───── TASK MATERIAL
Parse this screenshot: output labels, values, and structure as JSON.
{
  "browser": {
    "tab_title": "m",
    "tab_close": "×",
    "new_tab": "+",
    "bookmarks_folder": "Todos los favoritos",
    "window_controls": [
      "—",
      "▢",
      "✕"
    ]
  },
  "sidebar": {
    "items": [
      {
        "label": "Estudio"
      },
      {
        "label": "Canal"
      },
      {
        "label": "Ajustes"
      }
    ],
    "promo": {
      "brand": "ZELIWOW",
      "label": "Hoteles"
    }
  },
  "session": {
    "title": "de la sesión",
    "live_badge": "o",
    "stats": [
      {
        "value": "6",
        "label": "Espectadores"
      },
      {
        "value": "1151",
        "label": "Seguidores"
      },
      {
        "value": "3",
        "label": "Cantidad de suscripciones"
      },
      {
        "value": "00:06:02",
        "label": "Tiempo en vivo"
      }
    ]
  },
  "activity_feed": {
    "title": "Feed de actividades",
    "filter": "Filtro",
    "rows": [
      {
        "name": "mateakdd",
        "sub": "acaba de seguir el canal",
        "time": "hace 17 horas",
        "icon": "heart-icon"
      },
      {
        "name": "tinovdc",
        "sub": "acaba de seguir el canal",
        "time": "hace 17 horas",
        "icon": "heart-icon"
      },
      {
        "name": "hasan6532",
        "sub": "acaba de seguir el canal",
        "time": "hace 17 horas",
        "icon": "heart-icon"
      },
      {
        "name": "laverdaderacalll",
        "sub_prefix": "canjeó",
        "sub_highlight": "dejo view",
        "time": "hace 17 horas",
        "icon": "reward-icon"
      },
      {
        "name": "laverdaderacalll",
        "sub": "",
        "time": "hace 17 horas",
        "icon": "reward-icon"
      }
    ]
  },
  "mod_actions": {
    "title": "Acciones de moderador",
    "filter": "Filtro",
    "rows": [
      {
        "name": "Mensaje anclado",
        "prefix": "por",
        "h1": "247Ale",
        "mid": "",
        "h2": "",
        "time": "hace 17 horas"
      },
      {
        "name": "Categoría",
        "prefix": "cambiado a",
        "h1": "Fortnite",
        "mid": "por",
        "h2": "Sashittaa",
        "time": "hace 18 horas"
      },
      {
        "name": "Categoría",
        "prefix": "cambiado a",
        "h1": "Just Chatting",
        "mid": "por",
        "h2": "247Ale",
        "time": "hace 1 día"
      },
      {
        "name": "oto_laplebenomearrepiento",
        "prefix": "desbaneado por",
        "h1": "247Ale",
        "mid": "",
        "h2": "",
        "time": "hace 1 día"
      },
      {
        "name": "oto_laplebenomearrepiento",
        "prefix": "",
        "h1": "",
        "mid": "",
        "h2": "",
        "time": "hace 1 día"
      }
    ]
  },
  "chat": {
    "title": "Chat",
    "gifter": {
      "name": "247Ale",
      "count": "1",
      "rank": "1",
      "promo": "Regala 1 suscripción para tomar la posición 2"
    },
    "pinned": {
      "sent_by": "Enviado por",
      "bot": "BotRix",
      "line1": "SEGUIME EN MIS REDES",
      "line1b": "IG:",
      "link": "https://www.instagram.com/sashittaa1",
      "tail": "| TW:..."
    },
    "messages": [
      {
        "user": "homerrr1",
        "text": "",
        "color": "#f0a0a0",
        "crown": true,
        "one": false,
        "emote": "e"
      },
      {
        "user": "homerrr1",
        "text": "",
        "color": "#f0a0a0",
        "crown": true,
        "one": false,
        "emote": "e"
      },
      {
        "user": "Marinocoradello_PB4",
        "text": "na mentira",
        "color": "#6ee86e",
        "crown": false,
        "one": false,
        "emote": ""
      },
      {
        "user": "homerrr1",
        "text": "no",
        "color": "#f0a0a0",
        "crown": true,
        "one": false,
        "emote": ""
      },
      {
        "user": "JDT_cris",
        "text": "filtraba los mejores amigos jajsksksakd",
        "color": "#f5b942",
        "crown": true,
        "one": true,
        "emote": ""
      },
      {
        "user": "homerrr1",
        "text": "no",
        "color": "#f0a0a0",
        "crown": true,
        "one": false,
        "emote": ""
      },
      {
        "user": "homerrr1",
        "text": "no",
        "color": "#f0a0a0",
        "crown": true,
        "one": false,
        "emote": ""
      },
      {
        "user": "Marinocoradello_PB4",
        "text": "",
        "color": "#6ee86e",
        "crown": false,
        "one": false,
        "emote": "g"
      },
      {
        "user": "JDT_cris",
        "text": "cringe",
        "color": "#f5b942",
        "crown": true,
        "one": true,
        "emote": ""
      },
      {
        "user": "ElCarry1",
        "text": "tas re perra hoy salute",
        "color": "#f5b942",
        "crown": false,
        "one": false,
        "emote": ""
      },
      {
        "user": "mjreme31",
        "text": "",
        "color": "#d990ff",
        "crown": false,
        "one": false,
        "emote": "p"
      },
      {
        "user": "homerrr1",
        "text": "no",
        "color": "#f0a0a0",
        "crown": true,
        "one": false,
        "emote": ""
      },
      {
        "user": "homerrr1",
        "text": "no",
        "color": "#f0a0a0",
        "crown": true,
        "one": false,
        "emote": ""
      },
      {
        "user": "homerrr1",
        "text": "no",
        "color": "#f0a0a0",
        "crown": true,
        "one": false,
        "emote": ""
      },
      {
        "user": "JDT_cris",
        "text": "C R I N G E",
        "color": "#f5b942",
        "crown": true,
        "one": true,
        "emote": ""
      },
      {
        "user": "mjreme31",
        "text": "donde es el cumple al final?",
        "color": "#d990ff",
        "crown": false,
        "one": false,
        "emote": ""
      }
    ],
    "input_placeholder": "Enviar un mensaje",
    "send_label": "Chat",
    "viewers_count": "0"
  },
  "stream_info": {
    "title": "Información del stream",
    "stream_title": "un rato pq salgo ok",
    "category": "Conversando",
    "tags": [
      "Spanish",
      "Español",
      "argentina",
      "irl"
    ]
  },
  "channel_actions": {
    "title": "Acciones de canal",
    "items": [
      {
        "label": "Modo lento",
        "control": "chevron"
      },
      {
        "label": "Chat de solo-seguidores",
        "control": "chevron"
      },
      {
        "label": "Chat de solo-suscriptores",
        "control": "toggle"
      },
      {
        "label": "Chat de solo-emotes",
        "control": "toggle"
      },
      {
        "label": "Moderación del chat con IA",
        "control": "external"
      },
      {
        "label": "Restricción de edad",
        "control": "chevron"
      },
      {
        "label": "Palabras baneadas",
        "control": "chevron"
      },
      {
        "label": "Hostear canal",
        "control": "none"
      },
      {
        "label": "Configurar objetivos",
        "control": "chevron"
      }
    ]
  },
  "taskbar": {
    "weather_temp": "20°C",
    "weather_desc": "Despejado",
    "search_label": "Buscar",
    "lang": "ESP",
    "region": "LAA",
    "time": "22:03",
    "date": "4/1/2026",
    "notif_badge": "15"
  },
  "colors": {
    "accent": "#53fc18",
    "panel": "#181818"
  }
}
──────────
● **PROBLEM TO SOLVE**
Quote every line of the data, word for word.

● **TASK SOLUTION**
Parse this screenshot: output labels, values, and structure as JSON.
{
  "browser": {
    "tab_title": "m",
    "tab_close": "×",
    "new_tab": "+",
    "bookmarks_folder": "Todos los favoritos",
    "window_controls": [
      "—",
      "▢",
      "✕"
    ]
  },
  "sidebar": {
    "items": [
      {
        "label": "Estudio"
      },
      {
        "label": "Canal"
      },
      {
        "label": "Ajustes"
      }
    ],
    "promo": {
      "brand": "ZELIWOW",
      "label": "Hoteles"
    }
  },
  "session": {
    "title": "de la sesión",
    "live_badge": "o",
    "stats": [
      {
        "value": "6",
        "label": "Espectadores"
      },
      {
        "value": "1151",
        "label": "Seguidores"
      },
      {
        "value": "3",
        "label": "Cantidad de suscripciones"
      },
      {
        "value": "00:06:02",
        "label": "Tiempo en vivo"
      }
    ]
  },
  "activity_feed": {
    "title": "Feed de actividades",
    "filter": "Filtro",
    "rows": [
      {
        "name": "mateakdd",
        "sub": "acaba de seguir el canal",
        "time": "hace 17 horas",
        "icon": "heart-icon"
      },
      {
        "name": "tinovdc",
        "sub": "acaba de seguir el canal",
        "time": "hace 17 horas",
        "icon": "heart-icon"
      },
      {
        "name": "hasan6532",
        "sub": "acaba de seguir el canal",
        "time": "hace 17 horas",
        "icon": "heart-icon"
      },
      {
        "name": "laverdaderacalll",
        "sub_prefix": "canjeó",
        "sub_highlight": "dejo view",
        "time": "hace 17 horas",
        "icon": "reward-icon"
      },
      {
        "name": "laverdaderacalll",
        "sub": "",
        "time": "hace 17 horas",
        "icon": "reward-icon"
      }
    ]
  },
  "mod_actions": {
    "title": "Acciones de moderador",
    "filter": "Filtro",
    "rows": [
      {
        "name": "Mensaje anclado",
        "prefix": "por",
        "h1": "247Ale",
        "mid": "",
        "h2": "",
        "time": "hace 17 horas"
      },
      {
        "name": "Categoría",
        "prefix": "cambiado a",
        "h1": "Fortnite",
        "mid": "por",
        "h2": "Sashittaa",
        "time": "hace 18 horas"
      },
      {
        "name": "Categoría",
        "prefix": "cambiado a",
        "h1": "Just Chatting",
        "mid": "por",
        "h2": "247Ale",
        "time": "hace 1 día"
      },
      {
        "name": "oto_laplebenomearrepiento",
        "prefix": "desbaneado por",
        "h1": "247Ale",
        "mid": "",
        "h2": "",
        "time": "hace 1 día"
      },
      {
        "name": "oto_laplebenomearrepiento",
        "prefix": "",
        "h1": "",
        "mid": "",
        "h2": "",
        "time": "hace 1 día"
      }
    ]
  },
  "chat": {
    "title": "Chat",
    "gifter": {
      "name": "247Ale",
      "count": "1",
      "rank": "1",
      "promo": "Regala 1 suscripción para tomar la posición 2"
    },
    "pinned": {
      "sent_by": "Enviado por",
      "bot": "BotRix",
      "line1": "SEGUIME EN MIS REDES",
      "line1b": "IG:",
      "link": "https://www.instagram.com/sashittaa1",
      "tail": "| TW:..."
    },
    "messages": [
      {
        "user": "homerrr1",
        "text": "",
        "color": "#f0a0a0",
        "crown": true,
        "one": false,
        "emote": "e"
      },
      {
        "user": "homerrr1",
        "text": "",
        "color": "#f0a0a0",
        "crown": true,
        "one": false,
        "emote": "e"
      },
      {
        "user": "Marinocoradello_PB4",
        "text": "na mentira",
        "color": "#6ee86e",
        "crown": false,
        "one": false,
        "emote": ""
      },
      {
        "user": "homerrr1",
        "text": "no",
        "color": "#f0a0a0",
        "crown": true,
        "one": false,
        "emote": ""
      },
      {
        "user": "JDT_cris",
        "text": "filtraba los mejores amigos jajsksksakd",
        "color": "#f5b942",
        "crown": true,
        "one": true,
        "emote": ""
      },
      {
        "user": "homerrr1",
        "text": "no",
        "color": "#f0a0a0",
        "crown": true,
        "one": false,
        "emote": ""
      },
      {
        "user": "homerrr1",
        "text": "no",
        "color": "#f0a0a0",
        "crown": true,
        "one": false,
        "emote": ""
      },
      {
        "user": "Marinocoradello_PB4",
        "text": "",
        "color": "#6ee86e",
        "crown": false,
        "one": false,
        "emote": "g"
      },
      {
        "user": "JDT_cris",
        "text": "cringe",
        "color": "#f5b942",
        "crown": true,
        "one": true,
        "emote": ""
      },
      {
        "user": "ElCarry1",
        "text": "tas re perra hoy salute",
        "color": "#f5b942",
        "crown": false,
        "one": false,
        "emote": ""
      },
      {
        "user": "mjreme31",
        "text": "",
        "color": "#d990ff",
        "crown": false,
        "one": false,
        "emote": "p"
      },
      {
        "user": "homerrr1",
        "text": "no",
        "color": "#f0a0a0",
        "crown": true,
        "one": false,
        "emote": ""
      },
      {
        "user": "homerrr1",
        "text": "no",
        "color": "#f0a0a0",
        "crown": true,
        "one": false,
        "emote": ""
      },
      {
        "user": "homerrr1",
        "text": "no",
        "color": "#f0a0a0",
        "crown": true,
        "one": false,
        "emote": ""
      },
      {
        "user": "JDT_cris",
        "text": "C R I N G E",
        "color": "#f5b942",
        "crown": true,
        "one": true,
        "emote": ""
      },
      {
        "user": "mjreme31",
        "text": "donde es el cumple al final?",
        "color": "#d990ff",
        "crown": false,
        "one": false,
        "emote": ""
      }
    ],
    "input_placeholder": "Enviar un mensaje",
    "send_label": "Chat",
    "viewers_count": "0"
  },
  "stream_info": {
    "title": "Información del stream",
    "stream_title": "un rato pq salgo ok",
    "category": "Conversando",
    "tags": [
      "Spanish",
      "Español",
      "argentina",
      "irl"
    ]
  },
  "channel_actions": {
    "title": "Acciones de canal",
    "items": [
      {
        "label": "Modo lento",
        "control": "chevron"
      },
      {
        "label": "Chat de solo-seguidores",
        "control": "chevron"
      },
      {
        "label": "Chat de solo-suscriptores",
        "control": "toggle"
      },
      {
        "label": "Chat de solo-emotes",
        "control": "toggle"
      },
      {
        "label": "Moderación del chat con IA",
        "control": "external"
      },
      {
        "label": "Restricción de edad",
        "control": "chevron"
      },
      {
        "label": "Palabras baneadas",
        "control": "chevron"
      },
      {
        "label": "Hostear canal",
        "control": "none"
      },
      {
        "label": "Configurar objetivos",
        "control": "chevron"
      }
    ]
  },
  "taskbar": {
    "weather_temp": "20°C",
    "weather_desc": "Despejado",
    "search_label": "Buscar",
    "lang": "ESP",
    "region": "LAA",
    "time": "22:03",
    "date": "4/1/2026",
    "notif_badge": "15"
  },
  "colors": {
    "accent": "#53fc18",
    "panel": "#181818"
  }
}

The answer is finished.